» Dataset:

☆ ☆ ☆ ☆ ☆

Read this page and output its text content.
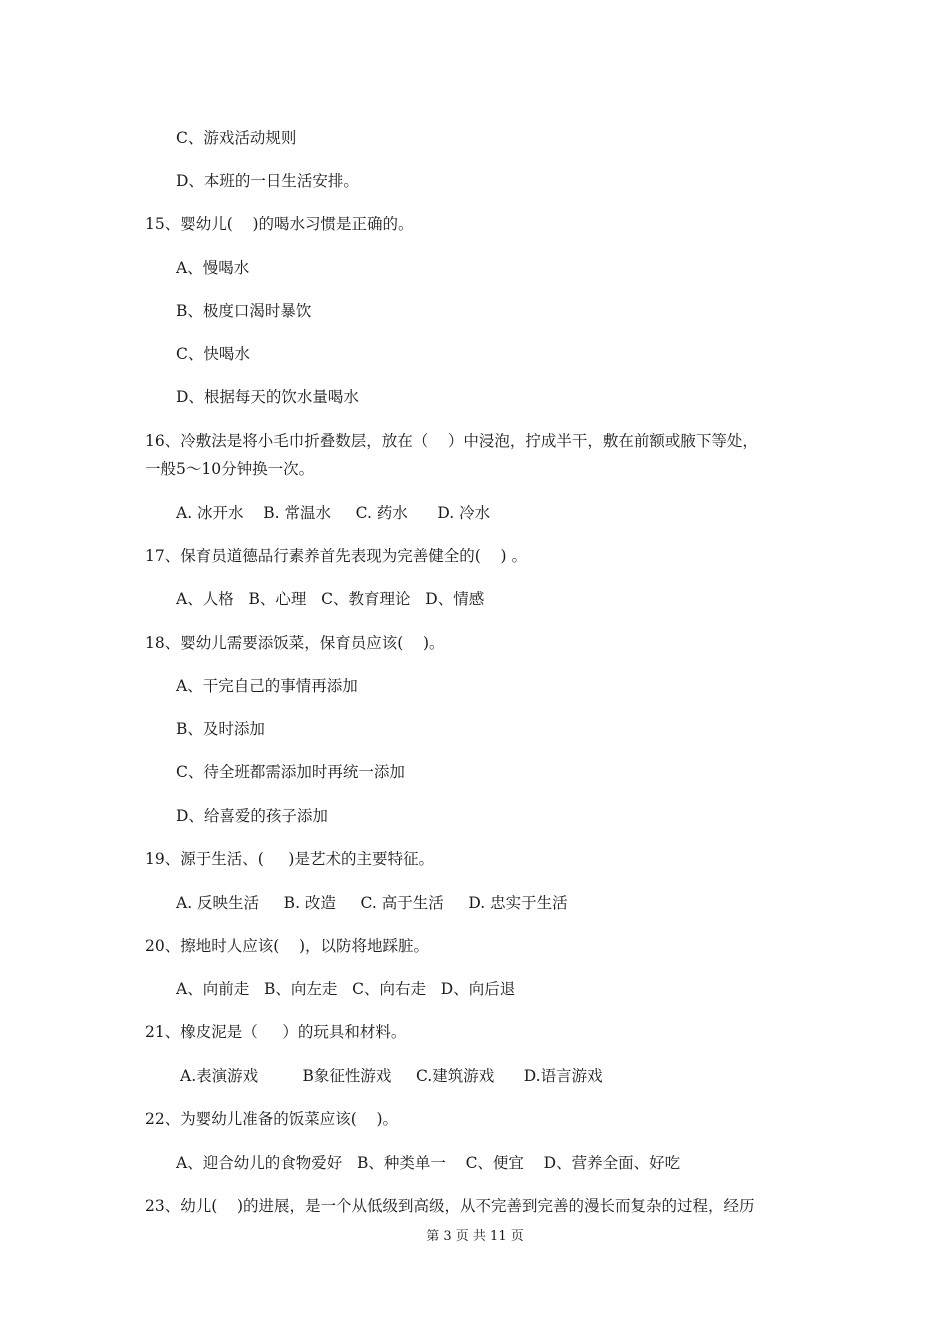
C、游戏活动规则
D、本班的一日生活安排。
15、婴幼儿(    )的喝水习惯是正确的。
A、慢喝水
B、极度口渴时暴饮
C、快喝水
D、根据每天的饮水量喝水
16、冷敷法是将小毛巾折叠数层，放在（    ）中浸泡，拧成半干，敷在前额或腋下等处，
一般5～10分钟换一次。
A. 冰开水    B. 常温水     C. 药水      D. 冷水
17、保育员道德品行素养首先表现为完善健全的(    ) 。
A、人格   B、心理   C、教育理论   D、情感
18、婴幼儿需要添饭菜，保育员应该(    )。
A、干完自己的事情再添加
B、及时添加
C、待全班都需添加时再统一添加
D、给喜爱的孩子添加
19、源于生活、(     )是艺术的主要特征。
A. 反映生活     B. 改造     C. 高于生活     D. 忠实于生活
20、擦地时人应该(    )，以防将地踩脏。
A、向前走   B、向左走   C、向右走   D、向后退
21、橡皮泥是（     ）的玩具和材料。
A.表演游戏         B象征性游戏     C.建筑游戏      D.语言游戏
22、为婴幼儿准备的饭菜应该(    )。
A、迎合幼儿的食物爱好   B、种类单一    C、便宜    D、营养全面、好吃
23、幼儿(    )的进展，是一个从低级到高级，从不完善到完善的漫长而复杂的过程，经历
第 3 页 共 11 页
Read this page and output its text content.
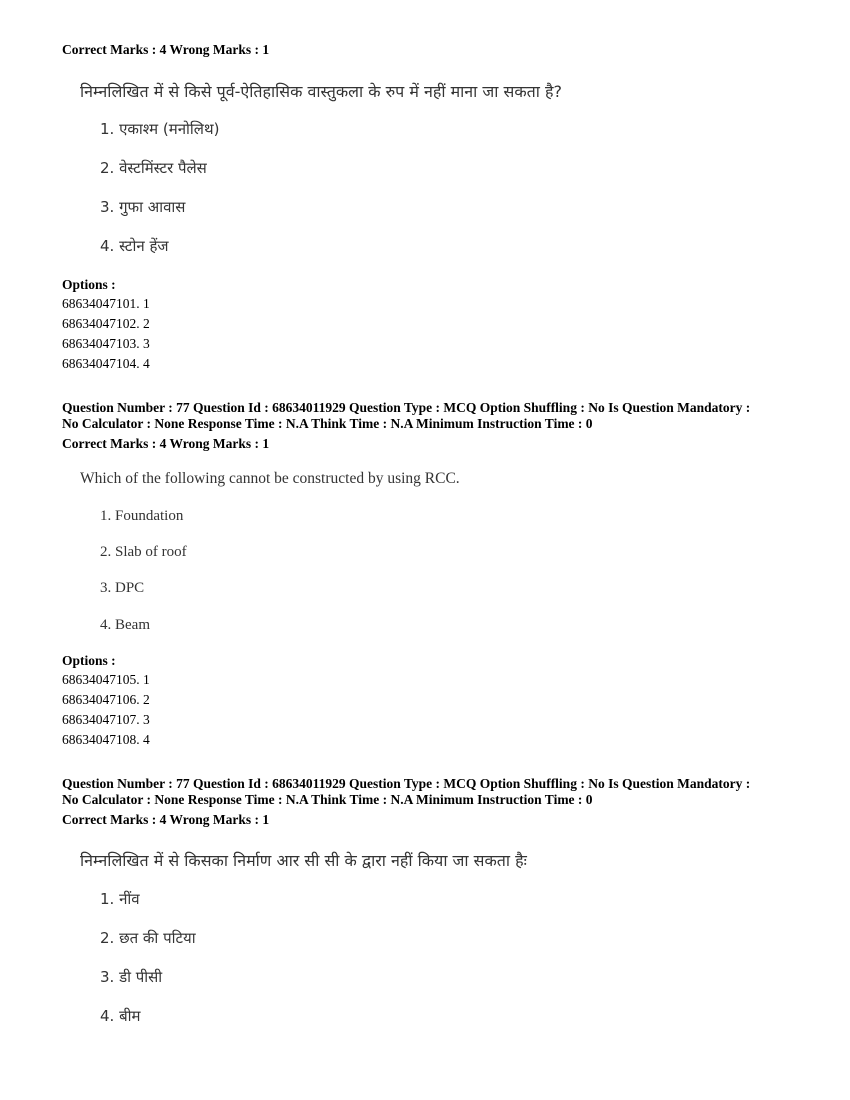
Correct Marks : 4 Wrong Marks : 1
निम्नलिखित में से किसे पूर्व-ऐतिहासिक वास्तुकला के रुप में नहीं माना जा सकता है?
1. एकाश्म (मनोलिथ)
2. वेस्टमिंस्टर पैलेस
3. गुफा आवास
4. स्टोन हेंज
Options :
68634047101. 1
68634047102. 2
68634047103. 3
68634047104. 4
Question Number : 77 Question Id : 68634011929 Question Type : MCQ Option Shuffling : No Is Question Mandatory :
No Calculator : None Response Time : N.A Think Time : N.A Minimum Instruction Time : 0
Correct Marks : 4 Wrong Marks : 1
Which of the following cannot be constructed by using RCC.
1. Foundation
2. Slab of roof
3. DPC
4. Beam
Options :
68634047105. 1
68634047106. 2
68634047107. 3
68634047108. 4
Question Number : 77 Question Id : 68634011929 Question Type : MCQ Option Shuffling : No Is Question Mandatory :
No Calculator : None Response Time : N.A Think Time : N.A Minimum Instruction Time : 0
Correct Marks : 4 Wrong Marks : 1
निम्नलिखित में से किसका निर्माण आर सी सी के द्वारा नहीं किया जा सकता हैः
1. नींव
2. छत की पटिया
3. डी पीसी
4. बीम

☆ ☆ ☆ ☆ ☆

» Given task:
Output the data exactly. Pictures don't belong in the result.

» Solution to this task:
Read this page and output its text content.
C、游戏活动规则
D、本班的一日生活安排。
15、婴幼儿(    )的喝水习惯是正确的。
A、慢喝水
B、极度口渴时暴饮
C、快喝水
D、根据每天的饮水量喝水
16、冷敷法是将小毛巾折叠数层，放在（    ）中浸泡，拧成半干，敷在前额或腋下等处，
一般5～10分钟换一次。
A. 冰开水    B. 常温水     C. 药水      D. 冷水
17、保育员道德品行素养首先表现为完善健全的(    ) 。
A、人格   B、心理   C、教育理论   D、情感
18、婴幼儿需要添饭菜，保育员应该(    )。
A、干完自己的事情再添加
B、及时添加
C、待全班都需添加时再统一添加
D、给喜爱的孩子添加
19、源于生活、(     )是艺术的主要特征。
A. 反映生活     B. 改造     C. 高于生活     D. 忠实于生活
20、擦地时人应该(    )，以防将地踩脏。
A、向前走   B、向左走   C、向右走   D、向后退
21、橡皮泥是（     ）的玩具和材料。
A.表演游戏         B象征性游戏     C.建筑游戏      D.语言游戏
22、为婴幼儿准备的饭菜应该(    )。
A、迎合幼儿的食物爱好   B、种类单一    C、便宜    D、营养全面、好吃
23、幼儿(    )的进展，是一个从低级到高级，从不完善到完善的漫长而复杂的过程，经历
第 3 页 共 11 页
Read this page and output its text content.
Correct Marks : 4 Wrong Marks : 1
निम्नलिखित में से किसे पूर्व-ऐतिहासिक वास्तुकला के रुप में नहीं माना जा सकता है?
1. एकाश्म (मनोलिथ)
2. वेस्टमिंस्टर पैलेस
3. गुफा आवास
4. स्टोन हेंज
Options :
68634047101. 1
68634047102. 2
68634047103. 3
68634047104. 4
Question Number : 77 Question Id : 68634011929 Question Type : MCQ Option Shuffling : No Is Question Mandatory :
No Calculator : None Response Time : N.A Think Time : N.A Minimum Instruction Time : 0
Correct Marks : 4 Wrong Marks : 1
Which of the following cannot be constructed by using RCC.
1. Foundation
2. Slab of roof
3. DPC
4. Beam
Options :
68634047105. 1
68634047106. 2
68634047107. 3
68634047108. 4
Question Number : 77 Question Id : 68634011929 Question Type : MCQ Option Shuffling : No Is Question Mandatory :
No Calculator : None Response Time : N.A Think Time : N.A Minimum Instruction Time : 0
Correct Marks : 4 Wrong Marks : 1
निम्नलिखित में से किसका निर्माण आर सी सी के द्वारा नहीं किया जा सकता हैः
1. नींव
2. छत की पटिया
3. डी पीसी
4. बीम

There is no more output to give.